Identify all lines in the data containing the string "name". Copy them out.

※

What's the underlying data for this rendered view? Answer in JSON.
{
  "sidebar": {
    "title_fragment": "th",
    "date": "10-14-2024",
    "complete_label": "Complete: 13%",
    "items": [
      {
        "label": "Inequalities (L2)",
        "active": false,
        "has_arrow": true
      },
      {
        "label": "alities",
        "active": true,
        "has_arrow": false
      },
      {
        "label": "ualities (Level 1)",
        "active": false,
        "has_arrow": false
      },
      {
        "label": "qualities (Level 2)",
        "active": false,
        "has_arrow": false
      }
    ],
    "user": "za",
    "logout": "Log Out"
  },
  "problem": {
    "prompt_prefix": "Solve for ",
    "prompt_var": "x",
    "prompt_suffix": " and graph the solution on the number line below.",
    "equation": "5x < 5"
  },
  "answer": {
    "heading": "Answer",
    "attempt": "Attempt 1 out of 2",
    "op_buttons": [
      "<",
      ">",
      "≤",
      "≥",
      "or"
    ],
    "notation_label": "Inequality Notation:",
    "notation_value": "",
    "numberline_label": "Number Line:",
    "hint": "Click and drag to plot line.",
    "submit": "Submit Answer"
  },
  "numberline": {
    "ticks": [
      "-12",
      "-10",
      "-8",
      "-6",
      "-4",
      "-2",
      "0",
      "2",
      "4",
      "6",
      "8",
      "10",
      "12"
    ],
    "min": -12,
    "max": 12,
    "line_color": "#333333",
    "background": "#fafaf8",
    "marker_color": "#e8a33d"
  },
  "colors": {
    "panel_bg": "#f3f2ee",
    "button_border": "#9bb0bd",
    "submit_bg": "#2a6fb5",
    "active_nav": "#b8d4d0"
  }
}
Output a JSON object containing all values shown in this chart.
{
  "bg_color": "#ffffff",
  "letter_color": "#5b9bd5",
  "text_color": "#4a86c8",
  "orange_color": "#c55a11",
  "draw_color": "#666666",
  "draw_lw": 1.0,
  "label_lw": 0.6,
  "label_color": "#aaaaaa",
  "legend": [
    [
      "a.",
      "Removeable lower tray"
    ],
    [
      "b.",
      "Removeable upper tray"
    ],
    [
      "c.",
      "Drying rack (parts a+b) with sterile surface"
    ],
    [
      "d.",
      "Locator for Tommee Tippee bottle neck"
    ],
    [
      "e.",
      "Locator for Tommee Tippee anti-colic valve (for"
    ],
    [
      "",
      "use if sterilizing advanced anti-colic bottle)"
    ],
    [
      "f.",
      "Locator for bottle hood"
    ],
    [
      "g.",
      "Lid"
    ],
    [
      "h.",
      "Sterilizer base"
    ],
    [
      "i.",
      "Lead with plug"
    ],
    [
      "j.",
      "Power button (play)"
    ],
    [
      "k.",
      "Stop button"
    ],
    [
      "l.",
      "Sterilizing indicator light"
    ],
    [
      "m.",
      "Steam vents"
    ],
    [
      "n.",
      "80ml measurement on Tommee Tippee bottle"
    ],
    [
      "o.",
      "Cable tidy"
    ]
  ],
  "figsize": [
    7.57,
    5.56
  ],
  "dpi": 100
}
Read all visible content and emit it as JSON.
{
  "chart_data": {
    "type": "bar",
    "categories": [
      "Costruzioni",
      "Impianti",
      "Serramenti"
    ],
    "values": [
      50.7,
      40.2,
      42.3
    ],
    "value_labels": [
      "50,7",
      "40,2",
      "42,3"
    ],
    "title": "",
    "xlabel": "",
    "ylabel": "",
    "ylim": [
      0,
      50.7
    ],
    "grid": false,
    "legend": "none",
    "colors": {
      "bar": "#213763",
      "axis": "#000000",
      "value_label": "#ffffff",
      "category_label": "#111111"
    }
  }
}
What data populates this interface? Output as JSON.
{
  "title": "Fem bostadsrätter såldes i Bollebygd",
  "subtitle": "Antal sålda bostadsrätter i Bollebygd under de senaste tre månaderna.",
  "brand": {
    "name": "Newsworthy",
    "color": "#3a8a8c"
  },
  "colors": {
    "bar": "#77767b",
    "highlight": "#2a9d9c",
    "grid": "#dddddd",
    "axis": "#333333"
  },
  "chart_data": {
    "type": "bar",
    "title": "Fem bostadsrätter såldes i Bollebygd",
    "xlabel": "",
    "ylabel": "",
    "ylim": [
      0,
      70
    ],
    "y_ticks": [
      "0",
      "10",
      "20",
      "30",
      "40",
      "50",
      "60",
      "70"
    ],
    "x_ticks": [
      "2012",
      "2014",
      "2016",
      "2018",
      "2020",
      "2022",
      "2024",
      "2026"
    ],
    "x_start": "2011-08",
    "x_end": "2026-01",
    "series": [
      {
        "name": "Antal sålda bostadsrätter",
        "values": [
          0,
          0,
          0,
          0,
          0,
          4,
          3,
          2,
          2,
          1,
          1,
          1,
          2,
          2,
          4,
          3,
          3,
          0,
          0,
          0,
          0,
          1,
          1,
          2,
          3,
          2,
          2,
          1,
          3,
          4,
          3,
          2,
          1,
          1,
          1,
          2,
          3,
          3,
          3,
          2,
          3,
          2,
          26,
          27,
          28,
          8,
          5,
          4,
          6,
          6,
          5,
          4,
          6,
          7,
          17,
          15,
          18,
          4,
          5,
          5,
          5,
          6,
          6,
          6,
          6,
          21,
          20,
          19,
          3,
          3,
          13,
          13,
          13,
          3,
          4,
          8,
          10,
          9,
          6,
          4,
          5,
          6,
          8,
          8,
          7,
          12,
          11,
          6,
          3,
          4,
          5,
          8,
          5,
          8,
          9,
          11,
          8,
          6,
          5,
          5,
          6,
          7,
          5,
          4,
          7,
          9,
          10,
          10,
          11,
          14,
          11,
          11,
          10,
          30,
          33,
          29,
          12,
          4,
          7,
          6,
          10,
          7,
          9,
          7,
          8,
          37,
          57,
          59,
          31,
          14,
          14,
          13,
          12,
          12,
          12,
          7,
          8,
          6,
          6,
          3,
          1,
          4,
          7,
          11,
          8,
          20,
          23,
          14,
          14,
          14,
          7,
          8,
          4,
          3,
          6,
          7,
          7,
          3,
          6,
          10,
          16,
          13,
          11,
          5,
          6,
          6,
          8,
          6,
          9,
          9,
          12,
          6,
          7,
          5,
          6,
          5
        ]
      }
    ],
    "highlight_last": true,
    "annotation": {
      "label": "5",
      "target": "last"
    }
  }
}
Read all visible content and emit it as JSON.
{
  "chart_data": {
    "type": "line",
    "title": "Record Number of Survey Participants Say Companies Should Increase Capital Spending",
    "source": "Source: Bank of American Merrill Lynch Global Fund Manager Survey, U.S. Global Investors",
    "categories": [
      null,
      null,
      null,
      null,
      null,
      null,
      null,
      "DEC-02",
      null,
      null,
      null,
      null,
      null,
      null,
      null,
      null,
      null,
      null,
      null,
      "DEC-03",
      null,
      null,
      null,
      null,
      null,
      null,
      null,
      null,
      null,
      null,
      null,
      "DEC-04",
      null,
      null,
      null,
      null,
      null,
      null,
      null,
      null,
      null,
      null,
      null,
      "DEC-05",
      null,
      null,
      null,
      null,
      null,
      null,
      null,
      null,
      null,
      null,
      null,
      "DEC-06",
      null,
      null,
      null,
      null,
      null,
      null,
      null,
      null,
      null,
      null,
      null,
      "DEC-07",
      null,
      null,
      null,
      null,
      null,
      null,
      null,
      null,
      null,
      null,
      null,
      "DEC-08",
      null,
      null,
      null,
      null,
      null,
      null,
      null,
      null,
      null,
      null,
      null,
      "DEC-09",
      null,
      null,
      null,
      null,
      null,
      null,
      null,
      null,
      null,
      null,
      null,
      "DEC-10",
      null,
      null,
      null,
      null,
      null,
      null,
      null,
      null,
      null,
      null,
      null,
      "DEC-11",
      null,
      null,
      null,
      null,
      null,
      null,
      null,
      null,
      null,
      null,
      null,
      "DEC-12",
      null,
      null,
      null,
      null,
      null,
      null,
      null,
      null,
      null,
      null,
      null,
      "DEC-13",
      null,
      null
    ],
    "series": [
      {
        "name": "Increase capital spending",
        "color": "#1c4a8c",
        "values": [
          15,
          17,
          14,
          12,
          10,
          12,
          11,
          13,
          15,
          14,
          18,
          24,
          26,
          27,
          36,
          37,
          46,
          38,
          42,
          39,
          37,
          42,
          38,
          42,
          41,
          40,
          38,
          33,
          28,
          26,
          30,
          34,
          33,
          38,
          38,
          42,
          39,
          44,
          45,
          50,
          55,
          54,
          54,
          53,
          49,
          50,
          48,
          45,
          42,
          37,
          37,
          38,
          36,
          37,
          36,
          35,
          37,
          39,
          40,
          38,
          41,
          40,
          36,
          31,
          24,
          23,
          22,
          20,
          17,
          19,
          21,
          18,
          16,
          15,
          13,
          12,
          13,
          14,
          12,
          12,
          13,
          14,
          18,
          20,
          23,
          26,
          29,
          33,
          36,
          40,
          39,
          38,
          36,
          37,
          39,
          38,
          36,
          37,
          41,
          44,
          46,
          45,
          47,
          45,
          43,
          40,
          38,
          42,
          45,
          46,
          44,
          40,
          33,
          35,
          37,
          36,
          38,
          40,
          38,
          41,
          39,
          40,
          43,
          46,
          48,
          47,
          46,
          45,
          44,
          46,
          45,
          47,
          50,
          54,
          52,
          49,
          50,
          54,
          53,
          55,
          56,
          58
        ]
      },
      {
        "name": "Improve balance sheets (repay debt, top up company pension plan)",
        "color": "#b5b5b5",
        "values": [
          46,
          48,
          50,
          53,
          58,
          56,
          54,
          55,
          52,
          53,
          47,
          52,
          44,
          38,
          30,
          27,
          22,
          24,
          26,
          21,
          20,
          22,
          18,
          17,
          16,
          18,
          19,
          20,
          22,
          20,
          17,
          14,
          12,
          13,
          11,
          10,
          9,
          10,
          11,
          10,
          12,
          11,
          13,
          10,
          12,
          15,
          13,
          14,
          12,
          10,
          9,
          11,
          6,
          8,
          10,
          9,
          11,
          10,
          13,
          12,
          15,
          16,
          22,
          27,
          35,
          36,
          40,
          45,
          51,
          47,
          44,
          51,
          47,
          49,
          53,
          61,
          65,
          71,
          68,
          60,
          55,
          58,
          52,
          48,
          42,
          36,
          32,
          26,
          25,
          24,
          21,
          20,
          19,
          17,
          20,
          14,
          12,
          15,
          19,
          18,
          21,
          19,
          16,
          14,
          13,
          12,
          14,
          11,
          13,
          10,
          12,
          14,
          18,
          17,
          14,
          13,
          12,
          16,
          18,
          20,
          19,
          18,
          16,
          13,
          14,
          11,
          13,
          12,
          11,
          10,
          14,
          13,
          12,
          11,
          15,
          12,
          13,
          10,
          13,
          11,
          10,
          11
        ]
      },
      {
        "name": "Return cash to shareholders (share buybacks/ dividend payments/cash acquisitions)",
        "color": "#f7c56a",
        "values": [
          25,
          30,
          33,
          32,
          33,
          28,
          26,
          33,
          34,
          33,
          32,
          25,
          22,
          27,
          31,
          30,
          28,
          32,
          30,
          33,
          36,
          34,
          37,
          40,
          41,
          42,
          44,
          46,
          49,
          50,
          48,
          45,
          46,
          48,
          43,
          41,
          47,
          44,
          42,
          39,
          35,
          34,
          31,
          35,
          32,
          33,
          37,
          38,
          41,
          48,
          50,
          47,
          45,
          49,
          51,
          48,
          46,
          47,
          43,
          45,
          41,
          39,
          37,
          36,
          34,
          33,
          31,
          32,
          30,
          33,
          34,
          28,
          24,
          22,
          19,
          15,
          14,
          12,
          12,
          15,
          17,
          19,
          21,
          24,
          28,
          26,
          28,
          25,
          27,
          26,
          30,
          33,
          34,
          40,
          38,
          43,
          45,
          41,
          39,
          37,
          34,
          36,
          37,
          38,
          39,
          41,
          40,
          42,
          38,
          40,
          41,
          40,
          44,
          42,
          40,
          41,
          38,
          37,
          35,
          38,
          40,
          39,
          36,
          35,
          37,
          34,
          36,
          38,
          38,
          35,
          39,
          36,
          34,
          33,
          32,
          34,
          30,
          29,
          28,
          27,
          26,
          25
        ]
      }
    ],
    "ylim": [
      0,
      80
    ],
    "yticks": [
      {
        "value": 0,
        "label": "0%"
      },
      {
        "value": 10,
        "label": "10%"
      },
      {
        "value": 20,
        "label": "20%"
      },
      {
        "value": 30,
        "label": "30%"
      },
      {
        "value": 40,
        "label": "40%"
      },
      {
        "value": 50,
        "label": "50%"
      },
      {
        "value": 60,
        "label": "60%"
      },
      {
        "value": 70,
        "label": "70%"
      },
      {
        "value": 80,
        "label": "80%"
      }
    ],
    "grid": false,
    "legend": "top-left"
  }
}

※

#### Response for this exercise:
    "name": "Newsworthy",
        "name": "Antal sålda bostadsrätter",
        "name": "Increase capital spending",
        "name": "Improve balance sheets (repay debt, top up company pension plan)",
        "name": "Return cash to shareholders (share buybacks/ dividend payments/cash acquisitions)",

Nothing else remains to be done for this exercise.